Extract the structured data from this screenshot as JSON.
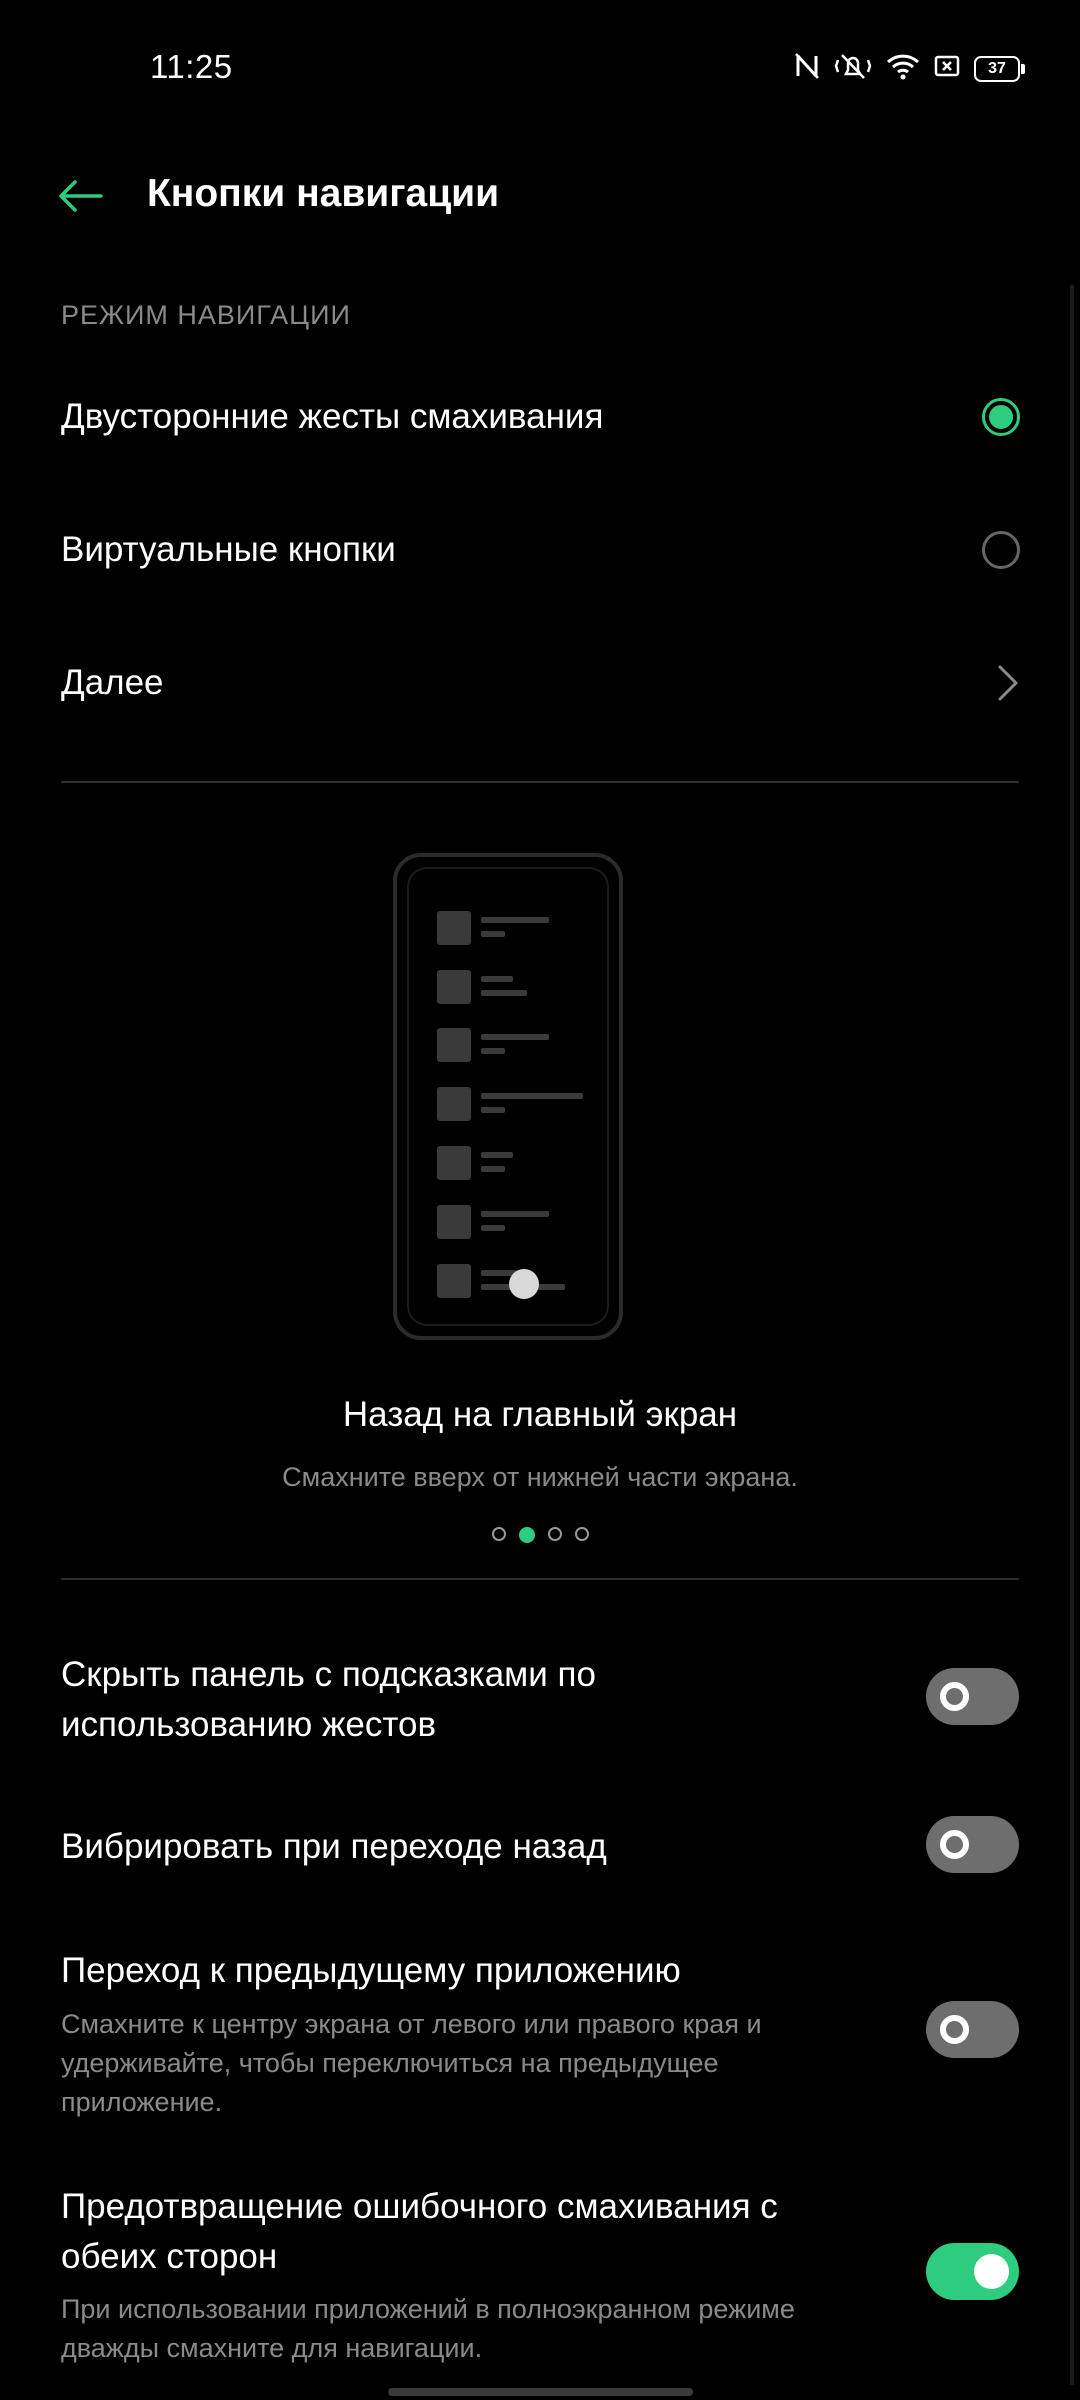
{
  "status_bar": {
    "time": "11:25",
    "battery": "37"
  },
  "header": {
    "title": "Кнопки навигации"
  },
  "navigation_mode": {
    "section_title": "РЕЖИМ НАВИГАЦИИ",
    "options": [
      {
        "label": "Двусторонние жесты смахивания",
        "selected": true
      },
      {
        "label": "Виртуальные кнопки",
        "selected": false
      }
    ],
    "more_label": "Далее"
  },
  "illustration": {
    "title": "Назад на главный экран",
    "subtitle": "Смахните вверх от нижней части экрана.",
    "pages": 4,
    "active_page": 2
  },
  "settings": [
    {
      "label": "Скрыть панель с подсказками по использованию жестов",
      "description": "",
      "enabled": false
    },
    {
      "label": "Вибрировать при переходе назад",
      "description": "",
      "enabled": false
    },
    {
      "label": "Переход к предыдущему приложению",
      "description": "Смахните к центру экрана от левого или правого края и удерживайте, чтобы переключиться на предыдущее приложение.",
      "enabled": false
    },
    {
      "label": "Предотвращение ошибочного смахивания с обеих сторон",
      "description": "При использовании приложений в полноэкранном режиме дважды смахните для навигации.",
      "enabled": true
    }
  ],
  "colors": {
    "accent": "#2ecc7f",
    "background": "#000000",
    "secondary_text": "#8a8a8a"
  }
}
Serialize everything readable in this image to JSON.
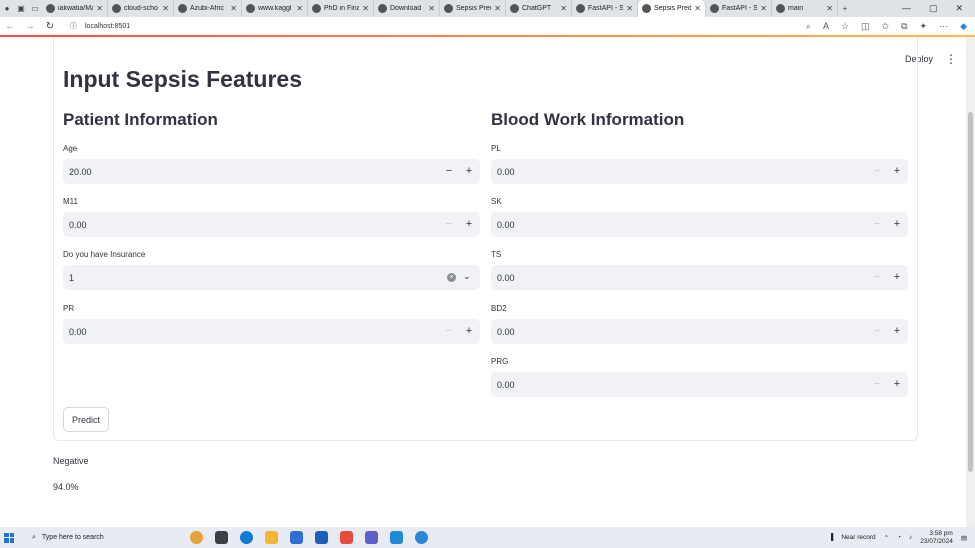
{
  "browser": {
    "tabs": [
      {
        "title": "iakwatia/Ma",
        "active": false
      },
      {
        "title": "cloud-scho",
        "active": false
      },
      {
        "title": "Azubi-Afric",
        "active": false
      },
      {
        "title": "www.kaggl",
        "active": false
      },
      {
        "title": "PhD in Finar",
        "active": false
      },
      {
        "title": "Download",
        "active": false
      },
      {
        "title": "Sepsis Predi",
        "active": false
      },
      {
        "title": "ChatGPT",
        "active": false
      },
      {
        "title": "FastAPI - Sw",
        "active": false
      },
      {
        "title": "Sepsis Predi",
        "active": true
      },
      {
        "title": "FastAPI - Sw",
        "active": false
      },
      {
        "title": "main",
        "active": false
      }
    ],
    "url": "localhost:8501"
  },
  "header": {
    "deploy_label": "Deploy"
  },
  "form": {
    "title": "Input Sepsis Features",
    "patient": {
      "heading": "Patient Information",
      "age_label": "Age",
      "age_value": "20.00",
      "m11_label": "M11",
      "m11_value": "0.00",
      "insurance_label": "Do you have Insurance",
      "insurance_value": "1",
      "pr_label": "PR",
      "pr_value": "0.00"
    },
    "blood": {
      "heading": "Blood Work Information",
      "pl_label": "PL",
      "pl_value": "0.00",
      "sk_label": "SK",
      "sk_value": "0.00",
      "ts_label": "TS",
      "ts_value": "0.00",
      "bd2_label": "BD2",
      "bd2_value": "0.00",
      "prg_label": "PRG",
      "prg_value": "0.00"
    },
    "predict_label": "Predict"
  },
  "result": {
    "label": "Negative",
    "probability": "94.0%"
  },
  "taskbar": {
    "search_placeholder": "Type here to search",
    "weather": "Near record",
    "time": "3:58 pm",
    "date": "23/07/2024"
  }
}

|---|

- **Stated task**:
Leave every image out, and retype the material exactly.

- **Exercise answer**:
Extract the structured data from this screenshot as JSON.
{
  "status_bar": {
    "time": "11:25",
    "battery": "37"
  },
  "header": {
    "title": "Кнопки навигации"
  },
  "navigation_mode": {
    "section_title": "РЕЖИМ НАВИГАЦИИ",
    "options": [
      {
        "label": "Двусторонние жесты смахивания",
        "selected": true
      },
      {
        "label": "Виртуальные кнопки",
        "selected": false
      }
    ],
    "more_label": "Далее"
  },
  "illustration": {
    "title": "Назад на главный экран",
    "subtitle": "Смахните вверх от нижней части экрана.",
    "pages": 4,
    "active_page": 2
  },
  "settings": [
    {
      "label": "Скрыть панель с подсказками по использованию жестов",
      "description": "",
      "enabled": false
    },
    {
      "label": "Вибрировать при переходе назад",
      "description": "",
      "enabled": false
    },
    {
      "label": "Переход к предыдущему приложению",
      "description": "Смахните к центру экрана от левого или правого края и удерживайте, чтобы переключиться на предыдущее приложение.",
      "enabled": false
    },
    {
      "label": "Предотвращение ошибочного смахивания с обеих сторон",
      "description": "При использовании приложений в полноэкранном режиме дважды смахните для навигации.",
      "enabled": true
    }
  ],
  "colors": {
    "accent": "#2ecc7f",
    "background": "#000000",
    "secondary_text": "#8a8a8a"
  }
}
Serialize everything readable in this image to JSON.
{
  "browser": {
    "tabs": [
      {
        "title": "iakwatia/Ma",
        "active": false
      },
      {
        "title": "cloud-scho",
        "active": false
      },
      {
        "title": "Azubi-Afric",
        "active": false
      },
      {
        "title": "www.kaggl",
        "active": false
      },
      {
        "title": "PhD in Finar",
        "active": false
      },
      {
        "title": "Download",
        "active": false
      },
      {
        "title": "Sepsis Predi",
        "active": false
      },
      {
        "title": "ChatGPT",
        "active": false
      },
      {
        "title": "FastAPI - Sw",
        "active": false
      },
      {
        "title": "Sepsis Predi",
        "active": true
      },
      {
        "title": "FastAPI - Sw",
        "active": false
      },
      {
        "title": "main",
        "active": false
      }
    ],
    "url": "localhost:8501"
  },
  "header": {
    "deploy_label": "Deploy"
  },
  "form": {
    "title": "Input Sepsis Features",
    "patient": {
      "heading": "Patient Information",
      "age_label": "Age",
      "age_value": "20.00",
      "m11_label": "M11",
      "m11_value": "0.00",
      "insurance_label": "Do you have Insurance",
      "insurance_value": "1",
      "pr_label": "PR",
      "pr_value": "0.00"
    },
    "blood": {
      "heading": "Blood Work Information",
      "pl_label": "PL",
      "pl_value": "0.00",
      "sk_label": "SK",
      "sk_value": "0.00",
      "ts_label": "TS",
      "ts_value": "0.00",
      "bd2_label": "BD2",
      "bd2_value": "0.00",
      "prg_label": "PRG",
      "prg_value": "0.00"
    },
    "predict_label": "Predict"
  },
  "result": {
    "label": "Negative",
    "probability": "94.0%"
  },
  "taskbar": {
    "search_placeholder": "Type here to search",
    "weather": "Near record",
    "time": "3:58 pm",
    "date": "23/07/2024"
  }
}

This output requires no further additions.